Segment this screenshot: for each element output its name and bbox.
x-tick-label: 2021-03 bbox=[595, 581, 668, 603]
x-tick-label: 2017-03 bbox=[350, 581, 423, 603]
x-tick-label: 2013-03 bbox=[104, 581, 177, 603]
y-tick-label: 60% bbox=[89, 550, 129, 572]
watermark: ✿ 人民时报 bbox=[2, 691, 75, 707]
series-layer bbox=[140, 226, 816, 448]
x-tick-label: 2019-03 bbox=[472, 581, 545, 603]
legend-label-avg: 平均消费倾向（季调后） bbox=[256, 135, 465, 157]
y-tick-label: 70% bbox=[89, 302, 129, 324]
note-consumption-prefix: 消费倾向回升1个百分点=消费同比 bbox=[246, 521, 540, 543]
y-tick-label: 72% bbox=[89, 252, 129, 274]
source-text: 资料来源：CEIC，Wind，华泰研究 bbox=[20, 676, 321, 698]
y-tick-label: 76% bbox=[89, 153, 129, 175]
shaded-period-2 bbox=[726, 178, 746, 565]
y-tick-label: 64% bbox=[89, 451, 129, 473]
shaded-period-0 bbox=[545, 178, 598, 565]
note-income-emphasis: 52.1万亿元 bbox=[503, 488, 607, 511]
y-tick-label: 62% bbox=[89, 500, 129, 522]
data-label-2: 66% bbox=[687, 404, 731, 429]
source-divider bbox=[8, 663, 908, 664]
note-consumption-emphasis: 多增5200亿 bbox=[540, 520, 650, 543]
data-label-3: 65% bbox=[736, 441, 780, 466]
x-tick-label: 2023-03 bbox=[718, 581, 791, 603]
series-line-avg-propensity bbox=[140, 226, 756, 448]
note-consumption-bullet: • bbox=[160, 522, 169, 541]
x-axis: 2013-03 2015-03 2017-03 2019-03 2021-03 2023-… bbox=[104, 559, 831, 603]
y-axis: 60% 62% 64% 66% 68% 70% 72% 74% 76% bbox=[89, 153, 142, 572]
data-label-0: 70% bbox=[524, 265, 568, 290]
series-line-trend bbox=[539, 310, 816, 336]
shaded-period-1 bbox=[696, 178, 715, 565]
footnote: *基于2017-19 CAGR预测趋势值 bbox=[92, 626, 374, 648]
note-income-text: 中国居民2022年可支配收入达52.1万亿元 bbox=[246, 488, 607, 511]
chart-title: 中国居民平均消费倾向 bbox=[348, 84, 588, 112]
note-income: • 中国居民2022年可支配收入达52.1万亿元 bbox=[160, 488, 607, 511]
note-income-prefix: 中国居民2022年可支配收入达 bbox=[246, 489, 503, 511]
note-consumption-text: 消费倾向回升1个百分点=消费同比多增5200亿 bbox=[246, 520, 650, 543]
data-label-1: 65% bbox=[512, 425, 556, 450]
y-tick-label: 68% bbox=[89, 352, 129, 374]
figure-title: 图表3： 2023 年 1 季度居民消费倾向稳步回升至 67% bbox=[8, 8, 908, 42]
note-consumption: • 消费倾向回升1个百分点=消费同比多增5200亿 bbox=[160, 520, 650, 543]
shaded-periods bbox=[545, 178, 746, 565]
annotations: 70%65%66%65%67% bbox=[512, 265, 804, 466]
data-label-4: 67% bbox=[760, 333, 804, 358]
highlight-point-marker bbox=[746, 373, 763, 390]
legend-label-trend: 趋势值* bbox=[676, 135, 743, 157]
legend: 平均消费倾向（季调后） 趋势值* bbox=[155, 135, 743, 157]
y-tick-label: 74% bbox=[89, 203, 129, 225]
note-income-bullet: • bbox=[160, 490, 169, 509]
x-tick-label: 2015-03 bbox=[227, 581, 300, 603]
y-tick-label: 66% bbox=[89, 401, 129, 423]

---+---

- _Your goal_:
Rewrite the stretch from the start of the records through the line containing "chart-title: 中国居民平均消费倾向 bbox=[348, 84, 588, 112]" as a numbered list, dropping any blank lines.

- _Exercise result_:
1. Segment this screenshot: for each element output its name and bbox.
2. x-tick-label: 2021-03 bbox=[595, 581, 668, 603]
3. x-tick-label: 2017-03 bbox=[350, 581, 423, 603]
4. x-tick-label: 2013-03 bbox=[104, 581, 177, 603]
5. y-tick-label: 60% bbox=[89, 550, 129, 572]
6. watermark: ✿ 人民时报 bbox=[2, 691, 75, 707]
7. series-layer bbox=[140, 226, 816, 448]
8. x-tick-label: 2019-03 bbox=[472, 581, 545, 603]
9. legend-label-avg: 平均消费倾向（季调后） bbox=[256, 135, 465, 157]
10. y-tick-label: 70% bbox=[89, 302, 129, 324]
11. note-consumption-prefix: 消费倾向回升1个百分点=消费同比 bbox=[246, 521, 540, 543]
12. y-tick-label: 72% bbox=[89, 252, 129, 274]
13. source-text: 资料来源：CEIC，Wind，华泰研究 bbox=[20, 676, 321, 698]
14. y-tick-label: 76% bbox=[89, 153, 129, 175]
15. shaded-period-2 bbox=[726, 178, 746, 565]
16. y-tick-label: 64% bbox=[89, 451, 129, 473]
17. shaded-period-0 bbox=[545, 178, 598, 565]
18. note-income-emphasis: 52.1万亿元 bbox=[503, 488, 607, 511]
19. y-tick-label: 62% bbox=[89, 500, 129, 522]
20. data-label-2: 66% bbox=[687, 404, 731, 429]
21. source-divider bbox=[8, 663, 908, 664]
22. note-consumption-emphasis: 多增5200亿 bbox=[540, 520, 650, 543]
23. data-label-3: 65% bbox=[736, 441, 780, 466]
24. x-tick-label: 2023-03 bbox=[718, 581, 791, 603]
25. series-line-avg-propensity bbox=[140, 226, 756, 448]
26. note-consumption-bullet: • bbox=[160, 522, 169, 541]
27. x-axis: 2013-03 2015-03 2017-03 2019-03 2021-03 2023-… bbox=[104, 559, 831, 603]
28. y-axis: 60% 62% 64% 66% 68% 70% 72% 74% 76% bbox=[89, 153, 142, 572]
29. data-label-0: 70% bbox=[524, 265, 568, 290]
30. series-line-trend bbox=[539, 310, 816, 336]
31. shaded-period-1 bbox=[696, 178, 715, 565]
32. footnote: *基于2017-19 CAGR预测趋势值 bbox=[92, 626, 374, 648]
33. note-income-text: 中国居民2022年可支配收入达52.1万亿元 bbox=[246, 488, 607, 511]
34. chart-title: 中国居民平均消费倾向 bbox=[348, 84, 588, 112]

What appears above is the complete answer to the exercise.